▸ **Short exercise a**: Transcribe the listing below from its first line through the line that contains "formula-period: . [860,583,867,608]", including both.

▸ **Text excerpt**:
☆ ☆ ☆ ☆ ☆ ☆ ☆
Clarifying Risk Management concepts: so you can clarify your architecture and processes

Something that keeps coming up in conversations about AI, security and governance is that everyone is using the same words, but not always to mean the same things.

One person says “compliance” and means security controls. Another says “governance” and means an approval committee. Someone else says “governance” and means policy-as-code in CI/CD. A regulator might say “risk management” and mean a whole organisational system of accountability, challenge, evidence and remediation. An engineer might hear “risk management” and think about threat models, evals, access control, logging and deployment gates. Quite often products list compliance or governance as one of their features, but its a very narrow view or only refers the products internal certification/testing.

None of these interpretations are completely wrong. That is what makes the conversation awkward. The problem is that they sit at different layers. Compliance is not the same thing as security. Governance is not the same thing as the software development lifecycle. Safety is not just a nicer word for security. Standards are not laws. Policies are not controls. Controls are not always technical. Policy-as-code is useful, but it is not a board. A dashboard is useful, but it is not oversight. An approval is useful, but it is not assurance.

This may sound like a semantic problem. In practice it becomes a delivery problem very quickly. If a customer, product team, security team, legal team and risk team all use the same words differently, then the organisation can end up with gaps, duplicated effort, theatre, or the worst version of compliance: a large amount of paperwork that proves very little about whether the system is actually under control.

The aim of this post is to try provide definitions and clarity so that we can have a clear conversation about all the things you need in place to scale, and how different tools and offerrings compliment or overlap.
☆ ☆ ☆ ☆ ☆ ☆ ☆
▸ **Information supplied**:
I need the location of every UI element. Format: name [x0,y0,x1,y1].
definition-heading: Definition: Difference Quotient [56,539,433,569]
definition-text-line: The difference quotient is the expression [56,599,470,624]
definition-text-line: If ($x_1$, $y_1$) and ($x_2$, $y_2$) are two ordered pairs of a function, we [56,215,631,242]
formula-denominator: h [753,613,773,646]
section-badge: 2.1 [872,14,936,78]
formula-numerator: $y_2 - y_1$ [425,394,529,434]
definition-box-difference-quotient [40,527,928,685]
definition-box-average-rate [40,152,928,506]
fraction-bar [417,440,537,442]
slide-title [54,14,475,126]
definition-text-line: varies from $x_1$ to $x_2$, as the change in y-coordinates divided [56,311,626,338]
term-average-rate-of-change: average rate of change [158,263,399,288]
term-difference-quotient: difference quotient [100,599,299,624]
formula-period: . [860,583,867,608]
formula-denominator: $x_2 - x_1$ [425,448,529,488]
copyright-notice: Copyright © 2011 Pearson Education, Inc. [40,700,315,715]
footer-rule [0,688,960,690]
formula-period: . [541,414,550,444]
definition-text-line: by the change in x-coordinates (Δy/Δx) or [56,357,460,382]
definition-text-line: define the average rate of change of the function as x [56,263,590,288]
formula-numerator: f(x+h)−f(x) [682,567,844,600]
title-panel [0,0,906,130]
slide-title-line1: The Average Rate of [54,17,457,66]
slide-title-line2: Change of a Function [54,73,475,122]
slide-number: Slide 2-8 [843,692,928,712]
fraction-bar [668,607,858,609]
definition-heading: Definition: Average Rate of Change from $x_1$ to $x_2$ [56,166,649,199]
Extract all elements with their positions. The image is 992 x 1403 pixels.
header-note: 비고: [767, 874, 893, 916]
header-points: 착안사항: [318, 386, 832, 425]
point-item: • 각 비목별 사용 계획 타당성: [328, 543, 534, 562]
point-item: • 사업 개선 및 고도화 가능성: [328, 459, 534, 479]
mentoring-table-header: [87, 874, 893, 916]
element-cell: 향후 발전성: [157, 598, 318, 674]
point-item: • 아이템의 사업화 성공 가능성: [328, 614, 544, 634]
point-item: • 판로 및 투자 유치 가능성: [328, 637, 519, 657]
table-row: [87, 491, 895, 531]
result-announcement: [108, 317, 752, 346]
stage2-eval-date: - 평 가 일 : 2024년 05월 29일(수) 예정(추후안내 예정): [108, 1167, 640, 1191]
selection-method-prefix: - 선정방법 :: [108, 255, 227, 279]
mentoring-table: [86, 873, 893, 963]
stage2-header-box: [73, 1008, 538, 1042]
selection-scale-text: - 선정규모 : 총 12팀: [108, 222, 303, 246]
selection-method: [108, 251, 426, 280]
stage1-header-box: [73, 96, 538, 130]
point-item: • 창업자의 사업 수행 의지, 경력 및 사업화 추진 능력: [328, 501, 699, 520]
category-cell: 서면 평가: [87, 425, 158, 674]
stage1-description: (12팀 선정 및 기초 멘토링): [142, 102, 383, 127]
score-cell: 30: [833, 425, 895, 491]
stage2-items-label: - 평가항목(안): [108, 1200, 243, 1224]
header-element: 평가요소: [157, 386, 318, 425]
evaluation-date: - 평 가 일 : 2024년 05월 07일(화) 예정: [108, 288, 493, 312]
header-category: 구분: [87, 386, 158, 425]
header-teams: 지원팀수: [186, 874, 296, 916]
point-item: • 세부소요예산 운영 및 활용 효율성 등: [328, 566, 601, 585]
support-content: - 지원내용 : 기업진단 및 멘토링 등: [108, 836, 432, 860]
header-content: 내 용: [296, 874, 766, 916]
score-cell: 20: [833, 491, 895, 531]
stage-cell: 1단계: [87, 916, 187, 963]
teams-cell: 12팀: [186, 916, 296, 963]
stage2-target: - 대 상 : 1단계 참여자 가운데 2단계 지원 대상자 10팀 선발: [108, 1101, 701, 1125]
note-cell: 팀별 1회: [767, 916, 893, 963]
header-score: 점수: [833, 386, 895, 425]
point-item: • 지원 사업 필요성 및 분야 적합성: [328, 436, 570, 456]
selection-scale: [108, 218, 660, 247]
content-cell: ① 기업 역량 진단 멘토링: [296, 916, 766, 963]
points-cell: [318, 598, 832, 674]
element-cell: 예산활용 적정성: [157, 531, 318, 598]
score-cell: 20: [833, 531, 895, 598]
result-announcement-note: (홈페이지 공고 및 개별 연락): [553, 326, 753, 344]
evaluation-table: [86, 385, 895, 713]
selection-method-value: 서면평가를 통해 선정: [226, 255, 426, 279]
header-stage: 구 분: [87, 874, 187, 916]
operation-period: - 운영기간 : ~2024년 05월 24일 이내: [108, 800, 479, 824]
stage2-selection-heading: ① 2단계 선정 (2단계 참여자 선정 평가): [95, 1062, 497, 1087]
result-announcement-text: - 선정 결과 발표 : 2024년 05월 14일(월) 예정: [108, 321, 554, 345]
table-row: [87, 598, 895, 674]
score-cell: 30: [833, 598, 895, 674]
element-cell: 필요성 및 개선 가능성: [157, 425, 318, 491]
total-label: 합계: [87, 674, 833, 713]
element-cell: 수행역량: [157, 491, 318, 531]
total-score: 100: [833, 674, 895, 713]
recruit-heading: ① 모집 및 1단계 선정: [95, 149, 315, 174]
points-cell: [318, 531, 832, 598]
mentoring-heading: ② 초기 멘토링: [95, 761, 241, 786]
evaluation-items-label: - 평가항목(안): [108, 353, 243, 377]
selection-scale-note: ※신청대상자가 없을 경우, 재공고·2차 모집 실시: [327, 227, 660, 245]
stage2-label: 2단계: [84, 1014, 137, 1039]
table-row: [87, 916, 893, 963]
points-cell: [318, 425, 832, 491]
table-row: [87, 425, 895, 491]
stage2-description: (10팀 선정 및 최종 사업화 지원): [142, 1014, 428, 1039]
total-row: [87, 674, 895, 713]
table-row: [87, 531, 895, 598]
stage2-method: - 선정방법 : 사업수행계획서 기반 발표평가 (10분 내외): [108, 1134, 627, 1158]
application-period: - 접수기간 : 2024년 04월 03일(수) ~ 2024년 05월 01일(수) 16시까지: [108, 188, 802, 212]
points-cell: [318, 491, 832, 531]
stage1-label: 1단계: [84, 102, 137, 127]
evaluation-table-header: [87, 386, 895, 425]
☆ ☆ ☆ ☆ ☆ ☆ ☆
▸ **Short exercise b**: In the text on risk management concepts, copy word for word the part that begins at the words "Clarifying Risk Management" and ends after "products internal certification/testing.".

▸ **Problem solution a**:
I need the location of every UI element. Format: name [x0,y0,x1,y1].
definition-heading: Definition: Difference Quotient [56,539,433,569]
definition-text-line: The difference quotient is the expression [56,599,470,624]
definition-text-line: If ($x_1$, $y_1$) and ($x_2$, $y_2$) are two ordered pairs of a function, we [56,215,631,242]
formula-denominator: h [753,613,773,646]
section-badge: 2.1 [872,14,936,78]
formula-numerator: $y_2 - y_1$ [425,394,529,434]
definition-box-difference-quotient [40,527,928,685]
definition-box-average-rate [40,152,928,506]
fraction-bar [417,440,537,442]
slide-title [54,14,475,126]
definition-text-line: varies from $x_1$ to $x_2$, as the change in y-coordinates divided [56,311,626,338]
term-average-rate-of-change: average rate of change [158,263,399,288]
term-difference-quotient: difference quotient [100,599,299,624]
formula-period: . [860,583,867,608]

▸ **Problem solution b**:
Clarifying Risk Management concepts: so you can clarify your architecture and processes

Something that keeps coming up in conversations about AI, security and governance is that everyone is using the same words, but not always to mean the same things.

One person says “compliance” and means security controls. Another says “governance” and means an approval committee. Someone else says “governance” and means policy-as-code in CI/CD. A regulator might say “risk management” and mean a whole organisational system of accountability, challenge, evidence and remediation. An engineer might hear “risk management” and think about threat models, evals, access control, logging and deployment gates. Quite often products list compliance or governance as one of their features, but its a very narrow view or only refers the products internal certification/testing.